[Dataset entries]
== == ==

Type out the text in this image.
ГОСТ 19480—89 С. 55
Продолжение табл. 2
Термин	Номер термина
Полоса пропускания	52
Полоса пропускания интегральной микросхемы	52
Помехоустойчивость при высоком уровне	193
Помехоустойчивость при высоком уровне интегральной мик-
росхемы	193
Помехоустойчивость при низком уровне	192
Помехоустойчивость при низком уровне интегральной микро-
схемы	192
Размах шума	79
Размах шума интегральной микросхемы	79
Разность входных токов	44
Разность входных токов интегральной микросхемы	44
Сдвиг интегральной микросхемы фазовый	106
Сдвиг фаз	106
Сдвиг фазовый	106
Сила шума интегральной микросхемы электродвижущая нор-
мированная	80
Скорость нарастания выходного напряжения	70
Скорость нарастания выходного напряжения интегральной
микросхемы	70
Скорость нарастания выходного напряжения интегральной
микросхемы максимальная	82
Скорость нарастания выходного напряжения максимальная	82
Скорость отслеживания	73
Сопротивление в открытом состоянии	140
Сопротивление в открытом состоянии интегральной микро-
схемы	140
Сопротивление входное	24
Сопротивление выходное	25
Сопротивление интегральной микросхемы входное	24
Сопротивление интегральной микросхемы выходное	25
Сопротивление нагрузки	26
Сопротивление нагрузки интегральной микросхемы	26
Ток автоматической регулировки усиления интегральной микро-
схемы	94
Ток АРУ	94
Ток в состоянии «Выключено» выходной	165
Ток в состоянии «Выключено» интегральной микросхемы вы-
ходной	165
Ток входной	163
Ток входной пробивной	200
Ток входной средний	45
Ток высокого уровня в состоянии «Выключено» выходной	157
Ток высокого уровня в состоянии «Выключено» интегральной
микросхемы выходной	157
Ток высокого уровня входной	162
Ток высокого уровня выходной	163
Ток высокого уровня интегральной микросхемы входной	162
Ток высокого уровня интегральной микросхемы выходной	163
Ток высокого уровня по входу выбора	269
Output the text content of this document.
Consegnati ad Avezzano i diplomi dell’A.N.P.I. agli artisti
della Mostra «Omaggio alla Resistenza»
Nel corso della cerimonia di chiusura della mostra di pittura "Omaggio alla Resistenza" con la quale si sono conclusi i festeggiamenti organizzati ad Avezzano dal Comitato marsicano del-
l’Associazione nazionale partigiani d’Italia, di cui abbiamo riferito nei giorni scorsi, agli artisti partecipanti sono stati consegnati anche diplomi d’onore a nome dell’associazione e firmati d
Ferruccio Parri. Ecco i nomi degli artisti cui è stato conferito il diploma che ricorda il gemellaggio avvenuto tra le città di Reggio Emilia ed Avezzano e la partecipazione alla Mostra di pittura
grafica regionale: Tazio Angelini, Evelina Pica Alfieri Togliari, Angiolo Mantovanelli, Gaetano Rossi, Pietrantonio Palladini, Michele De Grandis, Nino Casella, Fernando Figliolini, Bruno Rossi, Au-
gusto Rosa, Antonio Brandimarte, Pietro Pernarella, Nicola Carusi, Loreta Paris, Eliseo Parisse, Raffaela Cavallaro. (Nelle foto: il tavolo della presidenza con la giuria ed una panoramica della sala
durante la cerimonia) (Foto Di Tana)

== == ==

(What is being asked) Report the count of lines in the entries that contain the string "входной", and nothing besides it.

(Task answer) 5